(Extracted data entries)
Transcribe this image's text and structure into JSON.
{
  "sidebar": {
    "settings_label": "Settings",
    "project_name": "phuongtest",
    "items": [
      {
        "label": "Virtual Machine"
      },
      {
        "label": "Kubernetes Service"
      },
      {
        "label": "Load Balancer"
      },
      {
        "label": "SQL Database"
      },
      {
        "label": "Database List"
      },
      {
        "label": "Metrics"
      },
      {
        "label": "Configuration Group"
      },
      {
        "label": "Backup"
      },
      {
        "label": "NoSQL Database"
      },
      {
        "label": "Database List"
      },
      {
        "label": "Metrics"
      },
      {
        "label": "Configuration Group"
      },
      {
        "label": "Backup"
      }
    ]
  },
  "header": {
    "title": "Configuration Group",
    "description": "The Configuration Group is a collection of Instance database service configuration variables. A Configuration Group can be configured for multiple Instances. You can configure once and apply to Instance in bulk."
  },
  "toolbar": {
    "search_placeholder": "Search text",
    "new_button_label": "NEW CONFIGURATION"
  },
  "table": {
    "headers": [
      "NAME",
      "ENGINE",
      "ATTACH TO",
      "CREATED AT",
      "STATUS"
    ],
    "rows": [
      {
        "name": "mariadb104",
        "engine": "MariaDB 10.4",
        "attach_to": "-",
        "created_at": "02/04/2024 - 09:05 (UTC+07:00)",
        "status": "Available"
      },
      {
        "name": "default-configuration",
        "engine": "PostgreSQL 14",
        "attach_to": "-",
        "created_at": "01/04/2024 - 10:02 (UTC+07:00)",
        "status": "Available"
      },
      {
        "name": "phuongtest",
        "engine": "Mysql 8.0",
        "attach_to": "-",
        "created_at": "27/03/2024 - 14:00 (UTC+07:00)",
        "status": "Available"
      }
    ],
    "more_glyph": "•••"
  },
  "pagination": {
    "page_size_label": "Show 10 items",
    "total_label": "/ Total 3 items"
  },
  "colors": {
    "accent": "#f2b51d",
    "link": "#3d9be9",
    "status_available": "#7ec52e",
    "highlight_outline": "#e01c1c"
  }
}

...

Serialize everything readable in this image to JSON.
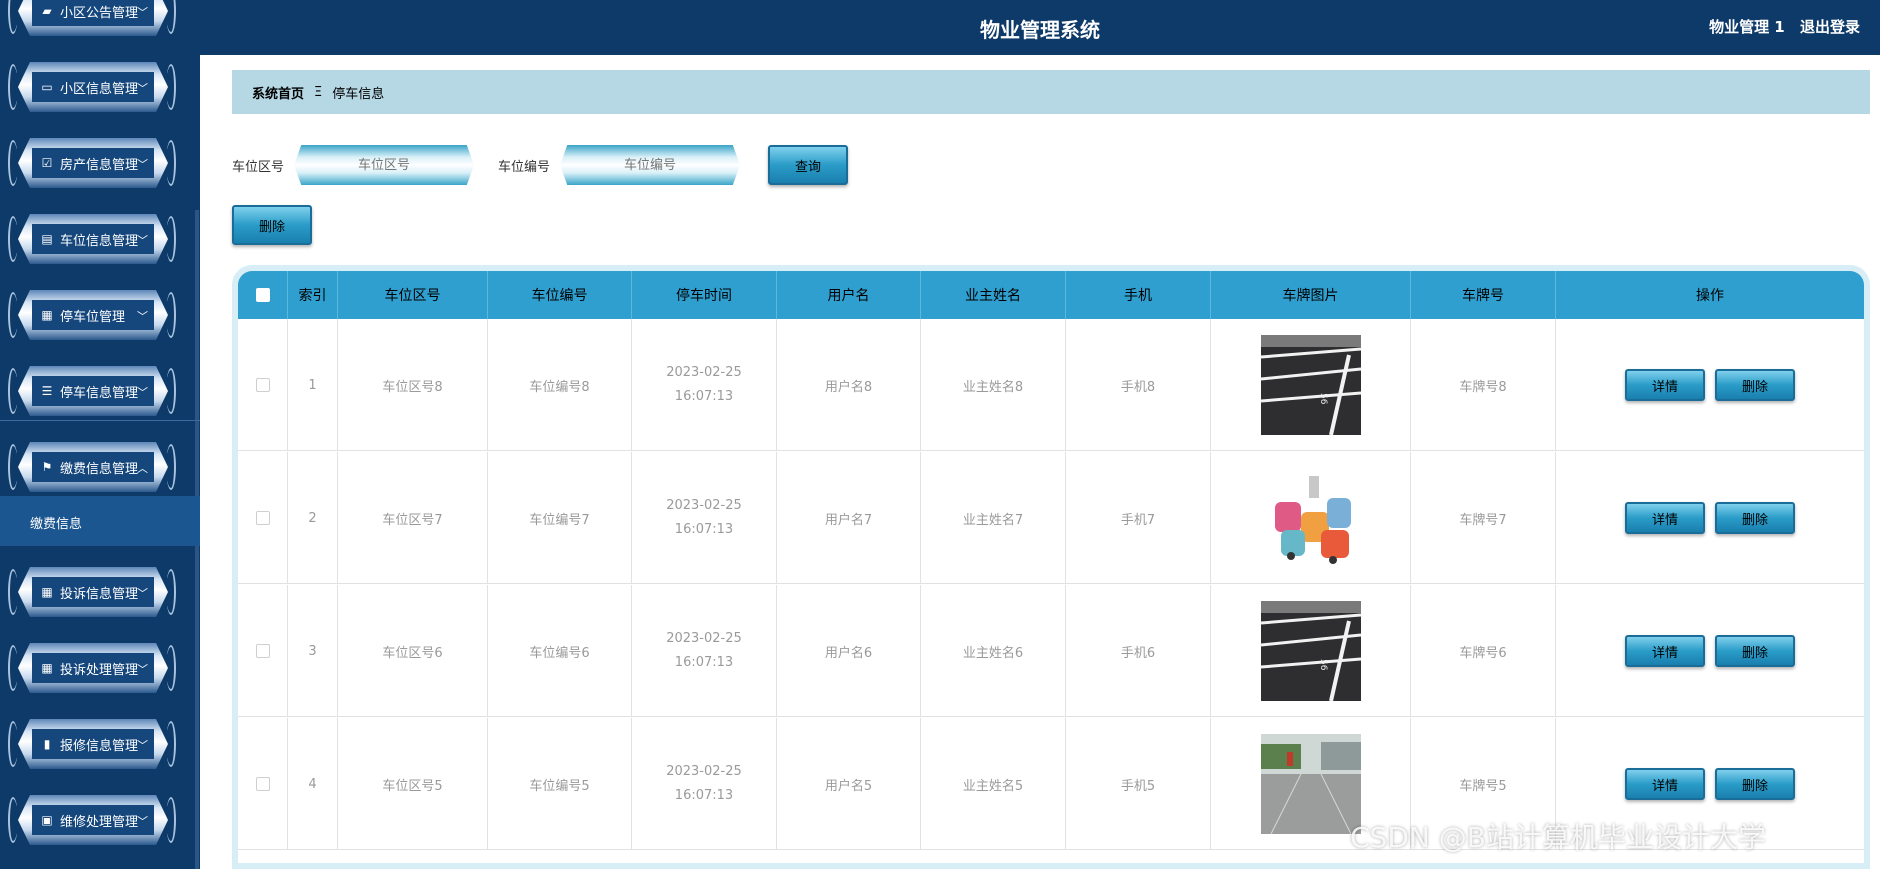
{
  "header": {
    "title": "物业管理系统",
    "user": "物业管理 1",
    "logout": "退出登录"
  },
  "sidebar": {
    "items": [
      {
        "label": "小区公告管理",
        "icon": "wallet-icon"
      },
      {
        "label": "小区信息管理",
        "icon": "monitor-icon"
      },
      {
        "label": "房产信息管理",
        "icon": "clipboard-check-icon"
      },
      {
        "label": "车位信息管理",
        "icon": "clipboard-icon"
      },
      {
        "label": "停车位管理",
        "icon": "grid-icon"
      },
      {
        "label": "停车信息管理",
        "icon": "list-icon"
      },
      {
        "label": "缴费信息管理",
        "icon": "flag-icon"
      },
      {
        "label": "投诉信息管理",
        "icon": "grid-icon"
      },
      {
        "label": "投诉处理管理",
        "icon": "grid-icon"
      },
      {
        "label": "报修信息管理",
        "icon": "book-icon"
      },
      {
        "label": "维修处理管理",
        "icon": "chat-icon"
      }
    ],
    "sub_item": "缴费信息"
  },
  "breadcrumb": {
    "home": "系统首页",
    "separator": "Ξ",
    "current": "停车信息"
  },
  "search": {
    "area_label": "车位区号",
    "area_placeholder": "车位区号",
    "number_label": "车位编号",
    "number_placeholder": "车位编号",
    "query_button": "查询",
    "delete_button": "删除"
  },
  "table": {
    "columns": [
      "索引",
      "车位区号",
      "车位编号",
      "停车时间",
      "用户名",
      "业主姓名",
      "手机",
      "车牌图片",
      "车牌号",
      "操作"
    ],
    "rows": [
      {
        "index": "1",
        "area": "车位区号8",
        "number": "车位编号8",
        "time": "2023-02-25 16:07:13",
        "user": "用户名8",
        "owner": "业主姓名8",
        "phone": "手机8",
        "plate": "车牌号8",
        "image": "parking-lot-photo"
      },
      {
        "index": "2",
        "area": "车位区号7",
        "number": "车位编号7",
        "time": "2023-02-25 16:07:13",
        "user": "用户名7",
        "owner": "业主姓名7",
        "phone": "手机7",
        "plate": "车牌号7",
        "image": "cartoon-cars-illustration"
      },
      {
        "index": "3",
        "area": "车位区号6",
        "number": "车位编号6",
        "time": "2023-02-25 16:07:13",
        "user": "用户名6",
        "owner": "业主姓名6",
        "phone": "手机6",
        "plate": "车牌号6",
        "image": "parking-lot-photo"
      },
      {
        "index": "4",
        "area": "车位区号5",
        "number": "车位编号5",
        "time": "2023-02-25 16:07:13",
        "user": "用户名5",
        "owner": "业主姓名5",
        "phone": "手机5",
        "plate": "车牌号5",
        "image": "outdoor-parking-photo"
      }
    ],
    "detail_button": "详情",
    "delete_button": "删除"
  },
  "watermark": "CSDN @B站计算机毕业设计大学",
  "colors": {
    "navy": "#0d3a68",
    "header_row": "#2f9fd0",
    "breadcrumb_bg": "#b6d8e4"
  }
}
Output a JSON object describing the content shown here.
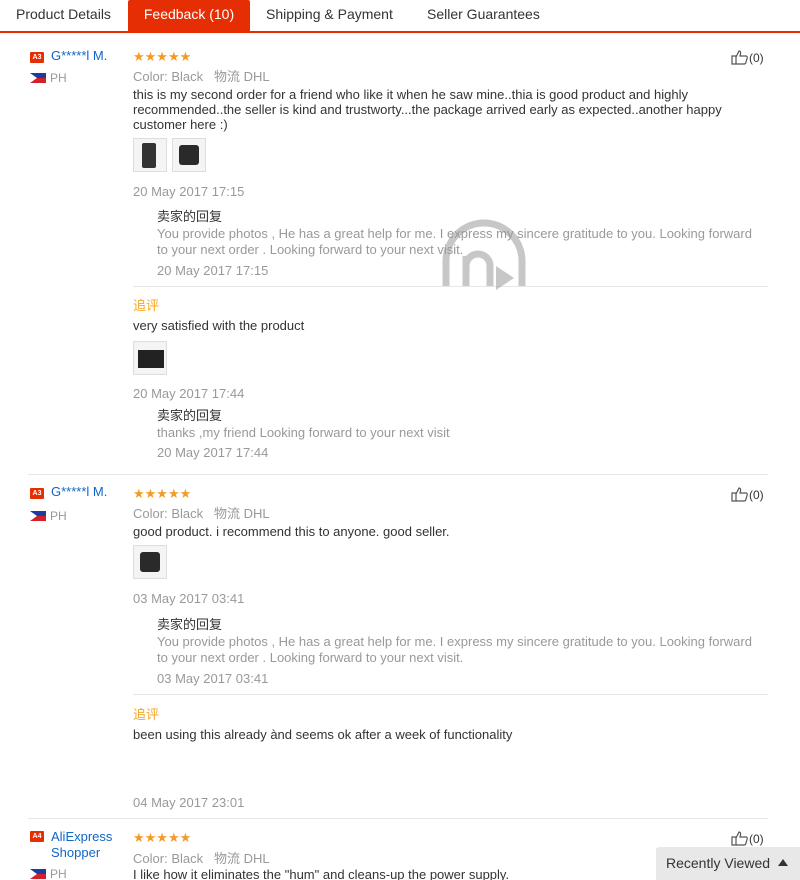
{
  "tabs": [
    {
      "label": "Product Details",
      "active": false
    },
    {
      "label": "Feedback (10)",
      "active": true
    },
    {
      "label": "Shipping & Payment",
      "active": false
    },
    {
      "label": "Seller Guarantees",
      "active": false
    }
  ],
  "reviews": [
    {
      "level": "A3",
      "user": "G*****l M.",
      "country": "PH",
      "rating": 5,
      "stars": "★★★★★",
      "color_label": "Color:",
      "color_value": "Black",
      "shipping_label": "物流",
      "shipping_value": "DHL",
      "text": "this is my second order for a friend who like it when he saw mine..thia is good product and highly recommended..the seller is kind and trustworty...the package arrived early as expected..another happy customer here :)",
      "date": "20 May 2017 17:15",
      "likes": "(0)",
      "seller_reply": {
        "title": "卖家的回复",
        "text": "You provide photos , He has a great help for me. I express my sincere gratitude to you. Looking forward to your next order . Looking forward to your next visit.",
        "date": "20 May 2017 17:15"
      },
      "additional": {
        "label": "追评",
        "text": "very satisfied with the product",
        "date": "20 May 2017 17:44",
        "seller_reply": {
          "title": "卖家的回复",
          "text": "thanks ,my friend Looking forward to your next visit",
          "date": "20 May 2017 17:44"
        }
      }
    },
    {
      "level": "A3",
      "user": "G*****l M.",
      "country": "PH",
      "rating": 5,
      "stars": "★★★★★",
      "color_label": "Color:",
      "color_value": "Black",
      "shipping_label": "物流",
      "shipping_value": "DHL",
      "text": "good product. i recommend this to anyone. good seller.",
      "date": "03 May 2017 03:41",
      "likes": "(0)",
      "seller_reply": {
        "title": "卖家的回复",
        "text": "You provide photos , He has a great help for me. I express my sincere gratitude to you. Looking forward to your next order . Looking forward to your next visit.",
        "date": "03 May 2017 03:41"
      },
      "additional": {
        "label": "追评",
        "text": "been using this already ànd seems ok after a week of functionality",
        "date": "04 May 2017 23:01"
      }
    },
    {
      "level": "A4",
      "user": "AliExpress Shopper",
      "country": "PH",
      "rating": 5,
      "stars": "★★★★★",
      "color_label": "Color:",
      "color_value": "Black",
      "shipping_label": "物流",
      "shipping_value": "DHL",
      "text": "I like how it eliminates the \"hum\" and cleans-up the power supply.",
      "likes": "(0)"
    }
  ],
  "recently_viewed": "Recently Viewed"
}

* * *

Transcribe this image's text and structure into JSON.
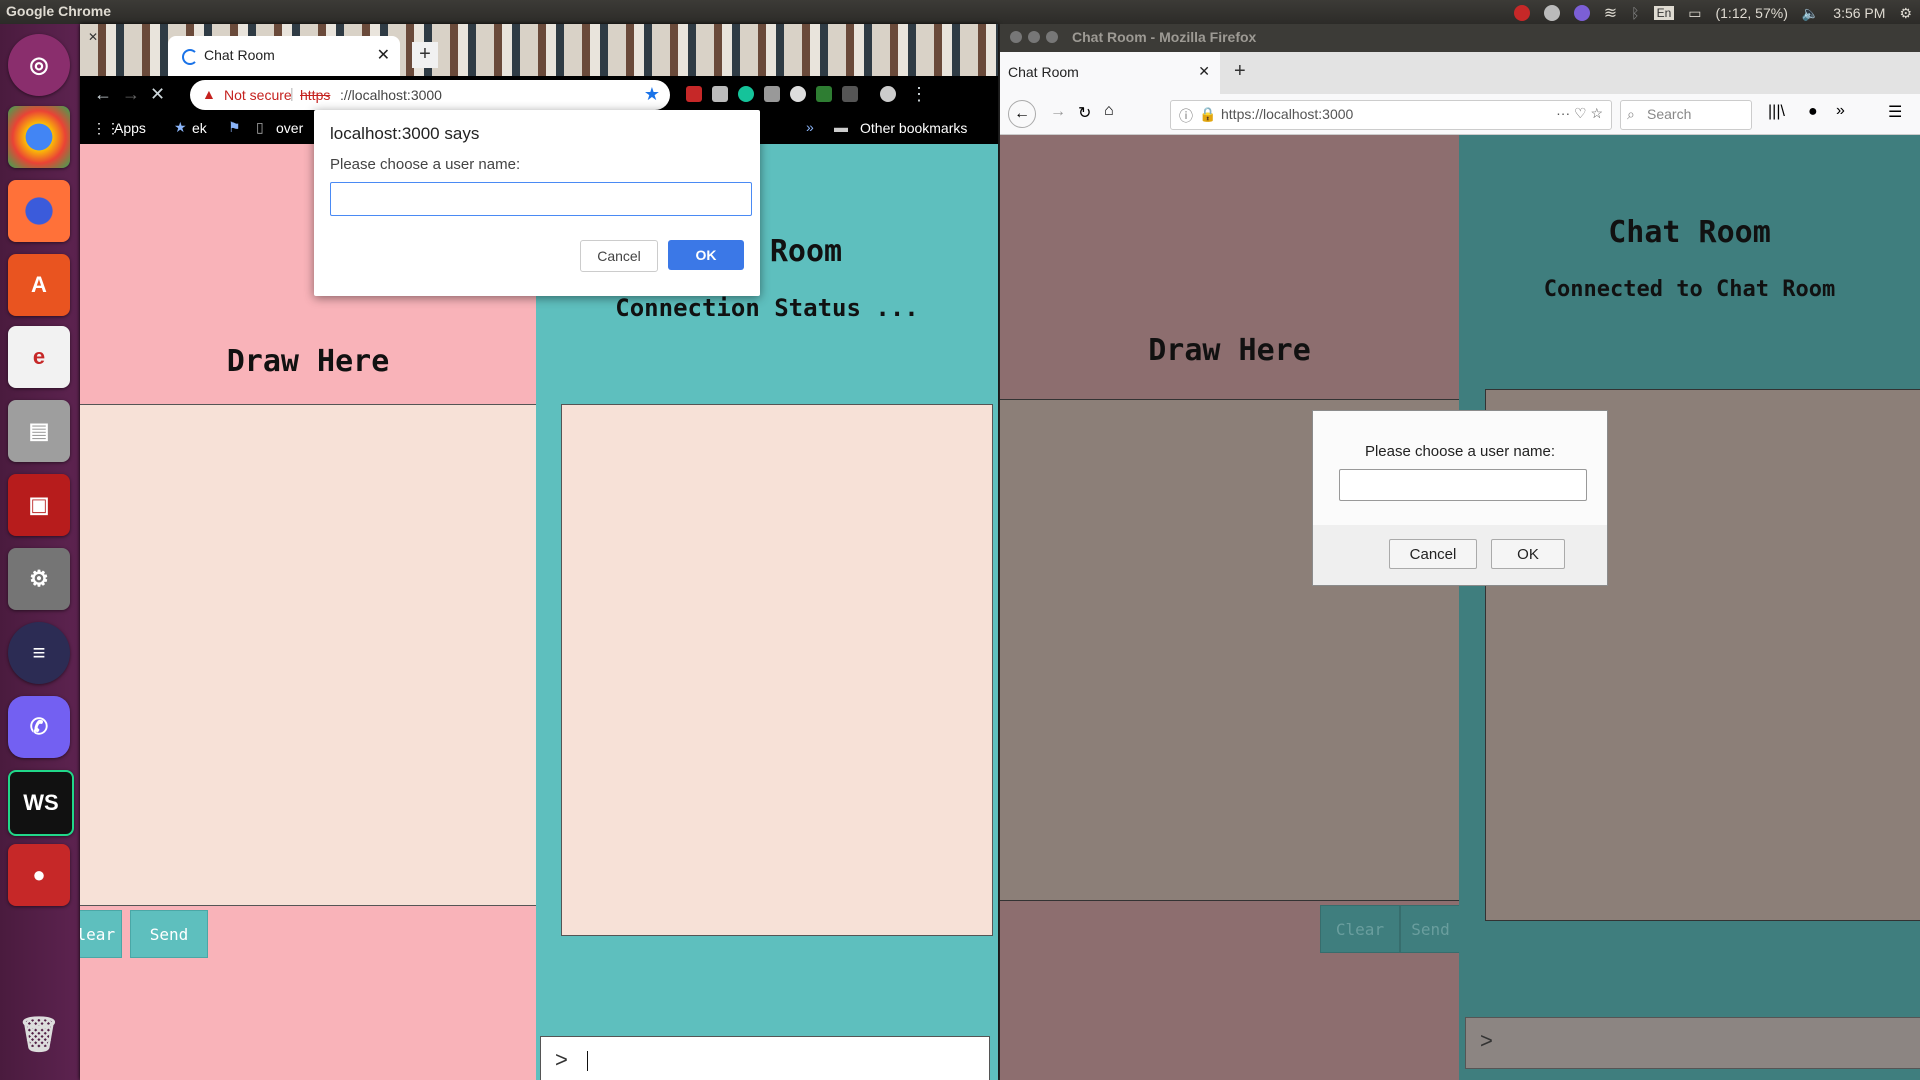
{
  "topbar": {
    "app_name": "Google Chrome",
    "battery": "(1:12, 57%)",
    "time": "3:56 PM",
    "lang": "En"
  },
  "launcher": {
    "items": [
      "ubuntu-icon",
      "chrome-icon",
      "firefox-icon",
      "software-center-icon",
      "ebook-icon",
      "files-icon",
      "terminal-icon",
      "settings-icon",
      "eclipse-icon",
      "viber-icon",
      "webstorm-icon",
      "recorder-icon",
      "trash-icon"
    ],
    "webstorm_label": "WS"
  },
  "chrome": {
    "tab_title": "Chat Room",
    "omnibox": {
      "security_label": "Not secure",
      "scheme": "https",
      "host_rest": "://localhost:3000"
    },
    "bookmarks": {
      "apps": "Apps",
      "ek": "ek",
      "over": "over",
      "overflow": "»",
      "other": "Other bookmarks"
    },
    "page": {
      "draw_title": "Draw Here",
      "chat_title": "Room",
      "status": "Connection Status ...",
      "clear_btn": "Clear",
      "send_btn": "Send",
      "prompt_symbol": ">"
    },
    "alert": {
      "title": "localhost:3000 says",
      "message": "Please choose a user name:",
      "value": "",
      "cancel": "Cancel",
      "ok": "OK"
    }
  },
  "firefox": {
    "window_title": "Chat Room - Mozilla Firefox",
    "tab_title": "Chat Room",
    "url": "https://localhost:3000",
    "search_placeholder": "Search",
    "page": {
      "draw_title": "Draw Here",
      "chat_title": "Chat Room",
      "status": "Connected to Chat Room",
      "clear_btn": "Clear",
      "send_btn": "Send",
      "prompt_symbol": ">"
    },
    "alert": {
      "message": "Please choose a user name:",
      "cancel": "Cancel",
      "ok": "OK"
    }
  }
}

## Problem to work on
Search the data for "friend". Copy every matching line.

## Worked solution
      "text": "this is my second order for a friend who like it when he saw mine..thia is good product and highly recommended..the seller is kind and trustworty...the package arrived early as expected..another happy customer here :)",
          "text": "thanks ,my friend Looking forward to your next visit",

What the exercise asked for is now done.